Aim
Transcribe the lines of the records starting with the one that has "Read this page and output its text content." in it and ending with the last, and transcribe nothing else.

=== Records for the exercise ===

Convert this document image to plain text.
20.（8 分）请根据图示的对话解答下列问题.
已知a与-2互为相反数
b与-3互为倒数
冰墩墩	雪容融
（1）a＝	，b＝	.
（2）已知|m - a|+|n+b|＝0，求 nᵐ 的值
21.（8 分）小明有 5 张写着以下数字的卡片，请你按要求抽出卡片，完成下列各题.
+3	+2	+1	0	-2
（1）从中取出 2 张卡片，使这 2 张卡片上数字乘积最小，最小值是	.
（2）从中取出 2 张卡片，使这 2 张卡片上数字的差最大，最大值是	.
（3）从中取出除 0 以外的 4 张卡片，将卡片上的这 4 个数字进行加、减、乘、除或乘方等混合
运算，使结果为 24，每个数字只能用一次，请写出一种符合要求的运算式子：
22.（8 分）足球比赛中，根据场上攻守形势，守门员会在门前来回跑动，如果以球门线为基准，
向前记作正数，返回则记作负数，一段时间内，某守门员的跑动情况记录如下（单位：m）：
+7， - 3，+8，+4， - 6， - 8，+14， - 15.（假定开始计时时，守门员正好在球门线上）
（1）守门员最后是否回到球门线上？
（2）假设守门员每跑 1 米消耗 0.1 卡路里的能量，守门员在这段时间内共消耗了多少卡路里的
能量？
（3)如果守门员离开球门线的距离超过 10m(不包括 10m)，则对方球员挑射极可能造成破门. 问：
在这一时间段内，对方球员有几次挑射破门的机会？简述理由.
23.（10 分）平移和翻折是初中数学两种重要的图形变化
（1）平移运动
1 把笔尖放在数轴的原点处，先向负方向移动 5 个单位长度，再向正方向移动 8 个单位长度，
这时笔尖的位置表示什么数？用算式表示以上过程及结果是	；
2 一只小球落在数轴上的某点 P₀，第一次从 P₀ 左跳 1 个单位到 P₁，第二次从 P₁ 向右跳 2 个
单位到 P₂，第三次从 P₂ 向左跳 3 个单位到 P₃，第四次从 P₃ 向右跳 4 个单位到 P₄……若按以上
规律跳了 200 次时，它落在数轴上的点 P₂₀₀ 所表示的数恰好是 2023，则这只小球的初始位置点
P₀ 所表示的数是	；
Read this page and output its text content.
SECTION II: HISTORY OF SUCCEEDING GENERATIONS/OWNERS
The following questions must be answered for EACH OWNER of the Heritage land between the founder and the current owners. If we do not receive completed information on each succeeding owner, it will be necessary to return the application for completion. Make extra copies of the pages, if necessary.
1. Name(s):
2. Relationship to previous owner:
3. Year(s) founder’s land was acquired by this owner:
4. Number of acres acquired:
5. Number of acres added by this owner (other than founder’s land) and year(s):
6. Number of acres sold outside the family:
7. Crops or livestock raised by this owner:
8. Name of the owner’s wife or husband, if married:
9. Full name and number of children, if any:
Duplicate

===

Written answer
Read this page and output its text content.
SECTION II: HISTORY OF SUCCEEDING GENERATIONS/OWNERS
The following questions must be answered for EACH OWNER of the Heritage land between the founder and the current owners. If we do not receive completed information on each succeeding owner, it will be necessary to return the application for completion. Make extra copies of the pages, if necessary.
1. Name(s):
2. Relationship to previous owner:
3. Year(s) founder’s land was acquired by this owner:
4. Number of acres acquired:
5. Number of acres added by this owner (other than founder’s land) and year(s):
6. Number of acres sold outside the family:
7. Crops or livestock raised by this owner:
8. Name of the owner’s wife or husband, if married:
9. Full name and number of children, if any:
Duplicate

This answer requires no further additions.